— Start Records for this task —

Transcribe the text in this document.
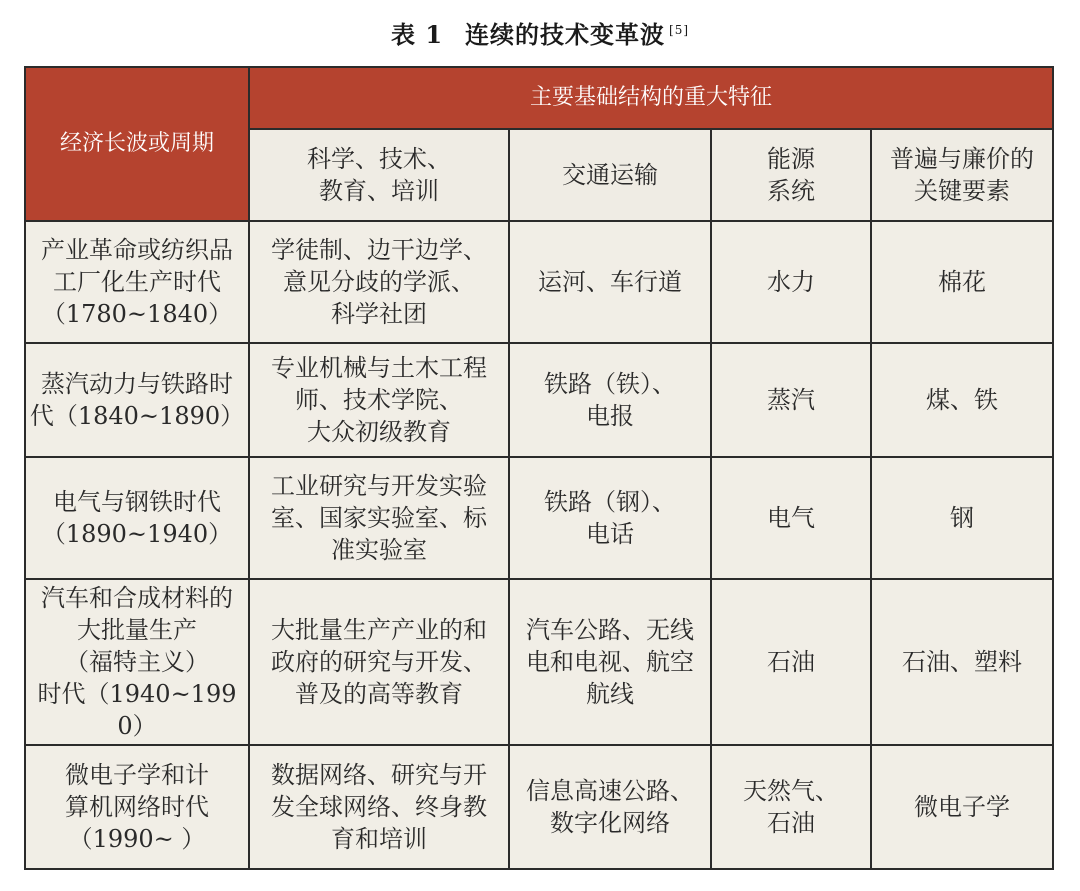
表 1 连续的技术变革波 [5]
经济长波或周期	主要基础结构的重大特征			
	科学、技术、
教育、培训	交通运输	能源
系统	普遍与廉价的
关键要素
产业革命或纺织品
工厂化生产时代
（1780~1840）	学徒制、边干边学、
意见分歧的学派、
科学社团	运河、车行道	水力	棉花
蒸汽动力与铁路时
代（1840~1890）	专业机械与土木工程
师、技术学院、
大众初级教育	铁路（铁）、
电报	蒸汽	煤、铁
电气与钢铁时代
（1890~1940）	工业研究与开发实验
室、国家实验室、标
准实验室	铁路（钢）、
电话	电气	钢
汽车和合成材料的
大批量生产
（福特主义）
时代（1940~1990）	大批量生产产业的和
政府的研究与开发、
普及的高等教育	汽车公路、无线
电和电视、航空
航线	石油	石油、塑料
微电子学和计
算机网络时代
（1990~ ）	数据网络、研究与开
发全球网络、终身教
育和培训	信息高速公路、
数字化网络	天然气、
石油	微电子学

— End Records for this task —

* **Task objective**
Write out the whole listing again, exactly, with no pictures.

* **Exercise response**
Transcribe the text in this document.
表 1 连续的技术变革波 [5]
经济长波或周期	主要基础结构的重大特征			
	科学、技术、
教育、培训	交通运输	能源
系统	普遍与廉价的
关键要素
产业革命或纺织品
工厂化生产时代
（1780~1840）	学徒制、边干边学、
意见分歧的学派、
科学社团	运河、车行道	水力	棉花
蒸汽动力与铁路时
代（1840~1890）	专业机械与土木工程
师、技术学院、
大众初级教育	铁路（铁）、
电报	蒸汽	煤、铁
电气与钢铁时代
（1890~1940）	工业研究与开发实验
室、国家实验室、标
准实验室	铁路（钢）、
电话	电气	钢
汽车和合成材料的
大批量生产
（福特主义）
时代（1940~1990）	大批量生产产业的和
政府的研究与开发、
普及的高等教育	汽车公路、无线
电和电视、航空
航线	石油	石油、塑料
微电子学和计
算机网络时代
（1990~ ）	数据网络、研究与开
发全球网络、终身教
育和培训	信息高速公路、
数字化网络	天然气、
石油	微电子学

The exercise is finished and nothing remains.